■ Data supplied
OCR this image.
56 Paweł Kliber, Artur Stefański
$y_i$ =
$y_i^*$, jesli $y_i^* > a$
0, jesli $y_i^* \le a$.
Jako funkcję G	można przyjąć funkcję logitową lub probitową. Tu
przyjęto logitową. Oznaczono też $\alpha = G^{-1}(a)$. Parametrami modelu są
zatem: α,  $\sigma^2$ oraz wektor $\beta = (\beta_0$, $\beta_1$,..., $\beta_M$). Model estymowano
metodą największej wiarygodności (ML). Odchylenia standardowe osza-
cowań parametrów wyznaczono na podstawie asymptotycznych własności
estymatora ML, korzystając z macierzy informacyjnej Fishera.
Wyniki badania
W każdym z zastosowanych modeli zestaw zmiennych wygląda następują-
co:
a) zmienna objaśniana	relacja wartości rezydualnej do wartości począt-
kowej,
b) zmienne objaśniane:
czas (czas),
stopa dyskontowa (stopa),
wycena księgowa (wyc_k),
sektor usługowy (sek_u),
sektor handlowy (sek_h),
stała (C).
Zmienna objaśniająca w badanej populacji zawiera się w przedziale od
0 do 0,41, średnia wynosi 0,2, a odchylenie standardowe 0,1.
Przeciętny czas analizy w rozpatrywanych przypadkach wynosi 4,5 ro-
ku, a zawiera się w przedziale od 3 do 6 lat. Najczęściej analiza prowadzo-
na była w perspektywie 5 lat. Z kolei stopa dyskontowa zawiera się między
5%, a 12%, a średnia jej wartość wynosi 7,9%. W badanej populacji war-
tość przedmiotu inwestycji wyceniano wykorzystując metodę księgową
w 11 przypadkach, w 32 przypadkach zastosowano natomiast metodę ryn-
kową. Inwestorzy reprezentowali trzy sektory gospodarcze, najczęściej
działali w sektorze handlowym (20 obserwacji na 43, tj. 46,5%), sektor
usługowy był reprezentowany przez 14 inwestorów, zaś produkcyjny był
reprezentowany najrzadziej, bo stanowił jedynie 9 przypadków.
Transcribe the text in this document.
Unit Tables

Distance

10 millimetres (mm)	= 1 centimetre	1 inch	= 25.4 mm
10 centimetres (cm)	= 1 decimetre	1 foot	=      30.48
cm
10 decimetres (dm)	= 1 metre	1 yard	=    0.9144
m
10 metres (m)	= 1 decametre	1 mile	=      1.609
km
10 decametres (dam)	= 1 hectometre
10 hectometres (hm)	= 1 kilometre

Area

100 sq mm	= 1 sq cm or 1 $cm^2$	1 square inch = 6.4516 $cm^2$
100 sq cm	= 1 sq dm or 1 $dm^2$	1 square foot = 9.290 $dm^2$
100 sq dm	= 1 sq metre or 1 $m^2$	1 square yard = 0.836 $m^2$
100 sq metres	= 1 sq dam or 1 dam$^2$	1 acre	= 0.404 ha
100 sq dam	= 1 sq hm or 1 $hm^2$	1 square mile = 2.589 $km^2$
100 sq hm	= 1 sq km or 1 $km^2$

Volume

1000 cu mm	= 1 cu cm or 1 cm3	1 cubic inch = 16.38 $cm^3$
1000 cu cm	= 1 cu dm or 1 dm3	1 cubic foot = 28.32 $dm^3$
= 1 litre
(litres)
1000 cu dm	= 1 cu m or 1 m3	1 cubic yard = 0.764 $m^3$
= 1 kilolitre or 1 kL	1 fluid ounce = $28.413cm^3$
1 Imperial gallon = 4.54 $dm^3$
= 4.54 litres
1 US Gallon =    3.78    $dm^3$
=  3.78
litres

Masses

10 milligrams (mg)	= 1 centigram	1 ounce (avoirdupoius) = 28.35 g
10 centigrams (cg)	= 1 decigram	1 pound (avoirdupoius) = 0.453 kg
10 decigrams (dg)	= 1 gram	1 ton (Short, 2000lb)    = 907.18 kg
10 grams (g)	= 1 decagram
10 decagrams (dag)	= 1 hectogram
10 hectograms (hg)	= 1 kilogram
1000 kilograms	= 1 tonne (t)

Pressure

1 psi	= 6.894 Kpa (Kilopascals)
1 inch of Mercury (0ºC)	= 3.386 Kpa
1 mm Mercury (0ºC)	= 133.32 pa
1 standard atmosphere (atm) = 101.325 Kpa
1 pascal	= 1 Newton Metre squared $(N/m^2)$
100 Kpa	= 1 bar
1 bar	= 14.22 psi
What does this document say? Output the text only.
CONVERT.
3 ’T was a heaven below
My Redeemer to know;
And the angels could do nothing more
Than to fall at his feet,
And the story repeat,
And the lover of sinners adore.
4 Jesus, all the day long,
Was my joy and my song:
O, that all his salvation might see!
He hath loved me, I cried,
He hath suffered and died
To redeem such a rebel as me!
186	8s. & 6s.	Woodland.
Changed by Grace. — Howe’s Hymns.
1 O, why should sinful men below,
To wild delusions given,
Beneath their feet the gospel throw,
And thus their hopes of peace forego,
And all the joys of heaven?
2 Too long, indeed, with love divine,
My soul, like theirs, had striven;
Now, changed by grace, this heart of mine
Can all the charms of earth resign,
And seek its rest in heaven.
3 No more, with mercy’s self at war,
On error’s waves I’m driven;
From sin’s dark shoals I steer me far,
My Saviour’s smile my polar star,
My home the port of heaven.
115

■ Exercise details
Reproduce the material above exactly; please quote every line of it.

■ Output of the task
OCR this image.
56 Paweł Kliber, Artur Stefański
$y_i$ =
$y_i^*$, jesli $y_i^* > a$
0, jesli $y_i^* \le a$.
Jako funkcję G	można przyjąć funkcję logitową lub probitową. Tu
przyjęto logitową. Oznaczono też $\alpha = G^{-1}(a)$. Parametrami modelu są
zatem: α,  $\sigma^2$ oraz wektor $\beta = (\beta_0$, $\beta_1$,..., $\beta_M$). Model estymowano
metodą największej wiarygodności (ML). Odchylenia standardowe osza-
cowań parametrów wyznaczono na podstawie asymptotycznych własności
estymatora ML, korzystając z macierzy informacyjnej Fishera.
Wyniki badania
W każdym z zastosowanych modeli zestaw zmiennych wygląda następują-
co:
a) zmienna objaśniana	relacja wartości rezydualnej do wartości począt-
kowej,
b) zmienne objaśniane:
czas (czas),
stopa dyskontowa (stopa),
wycena księgowa (wyc_k),
sektor usługowy (sek_u),
sektor handlowy (sek_h),
stała (C).
Zmienna objaśniająca w badanej populacji zawiera się w przedziale od
0 do 0,41, średnia wynosi 0,2, a odchylenie standardowe 0,1.
Przeciętny czas analizy w rozpatrywanych przypadkach wynosi 4,5 ro-
ku, a zawiera się w przedziale od 3 do 6 lat. Najczęściej analiza prowadzo-
na była w perspektywie 5 lat. Z kolei stopa dyskontowa zawiera się między
5%, a 12%, a średnia jej wartość wynosi 7,9%. W badanej populacji war-
tość przedmiotu inwestycji wyceniano wykorzystując metodę księgową
w 11 przypadkach, w 32 przypadkach zastosowano natomiast metodę ryn-
kową. Inwestorzy reprezentowali trzy sektory gospodarcze, najczęściej
działali w sektorze handlowym (20 obserwacji na 43, tj. 46,5%), sektor
usługowy był reprezentowany przez 14 inwestorów, zaś produkcyjny był
reprezentowany najrzadziej, bo stanowił jedynie 9 przypadków.
Transcribe the text in this document.
Unit Tables

Distance

10 millimetres (mm)	= 1 centimetre	1 inch	= 25.4 mm
10 centimetres (cm)	= 1 decimetre	1 foot	=      30.48
cm
10 decimetres (dm)	= 1 metre	1 yard	=    0.9144
m
10 metres (m)	= 1 decametre	1 mile	=      1.609
km
10 decametres (dam)	= 1 hectometre
10 hectometres (hm)	= 1 kilometre

Area

100 sq mm	= 1 sq cm or 1 $cm^2$	1 square inch = 6.4516 $cm^2$
100 sq cm	= 1 sq dm or 1 $dm^2$	1 square foot = 9.290 $dm^2$
100 sq dm	= 1 sq metre or 1 $m^2$	1 square yard = 0.836 $m^2$
100 sq metres	= 1 sq dam or 1 dam$^2$	1 acre	= 0.404 ha
100 sq dam	= 1 sq hm or 1 $hm^2$	1 square mile = 2.589 $km^2$
100 sq hm	= 1 sq km or 1 $km^2$

Volume

1000 cu mm	= 1 cu cm or 1 cm3	1 cubic inch = 16.38 $cm^3$
1000 cu cm	= 1 cu dm or 1 dm3	1 cubic foot = 28.32 $dm^3$
= 1 litre
(litres)
1000 cu dm	= 1 cu m or 1 m3	1 cubic yard = 0.764 $m^3$
= 1 kilolitre or 1 kL	1 fluid ounce = $28.413cm^3$
1 Imperial gallon = 4.54 $dm^3$
= 4.54 litres
1 US Gallon =    3.78    $dm^3$
=  3.78
litres

Masses

10 milligrams (mg)	= 1 centigram	1 ounce (avoirdupoius) = 28.35 g
10 centigrams (cg)	= 1 decigram	1 pound (avoirdupoius) = 0.453 kg
10 decigrams (dg)	= 1 gram	1 ton (Short, 2000lb)    = 907.18 kg
10 grams (g)	= 1 decagram
10 decagrams (dag)	= 1 hectogram
10 hectograms (hg)	= 1 kilogram
1000 kilograms	= 1 tonne (t)

Pressure

1 psi	= 6.894 Kpa (Kilopascals)
1 inch of Mercury (0ºC)	= 3.386 Kpa
1 mm Mercury (0ºC)	= 133.32 pa
1 standard atmosphere (atm) = 101.325 Kpa
1 pascal	= 1 Newton Metre squared $(N/m^2)$
100 Kpa	= 1 bar
1 bar	= 14.22 psi
What does this document say? Output the text only.
CONVERT.
3 ’T was a heaven below
My Redeemer to know;
And the angels could do nothing more
Than to fall at his feet,
And the story repeat,
And the lover of sinners adore.
4 Jesus, all the day long,
Was my joy and my song:
O, that all his salvation might see!
He hath loved me, I cried,
He hath suffered and died
To redeem such a rebel as me!
186	8s. & 6s.	Woodland.
Changed by Grace. — Howe’s Hymns.
1 O, why should sinful men below,
To wild delusions given,
Beneath their feet the gospel throw,
And thus their hopes of peace forego,
And all the joys of heaven?
2 Too long, indeed, with love divine,
My soul, like theirs, had striven;
Now, changed by grace, this heart of mine
Can all the charms of earth resign,
And seek its rest in heaven.
3 No more, with mercy’s self at war,
On error’s waves I’m driven;
From sin’s dark shoals I steer me far,
My Saviour’s smile my polar star,
My home the port of heaven.
115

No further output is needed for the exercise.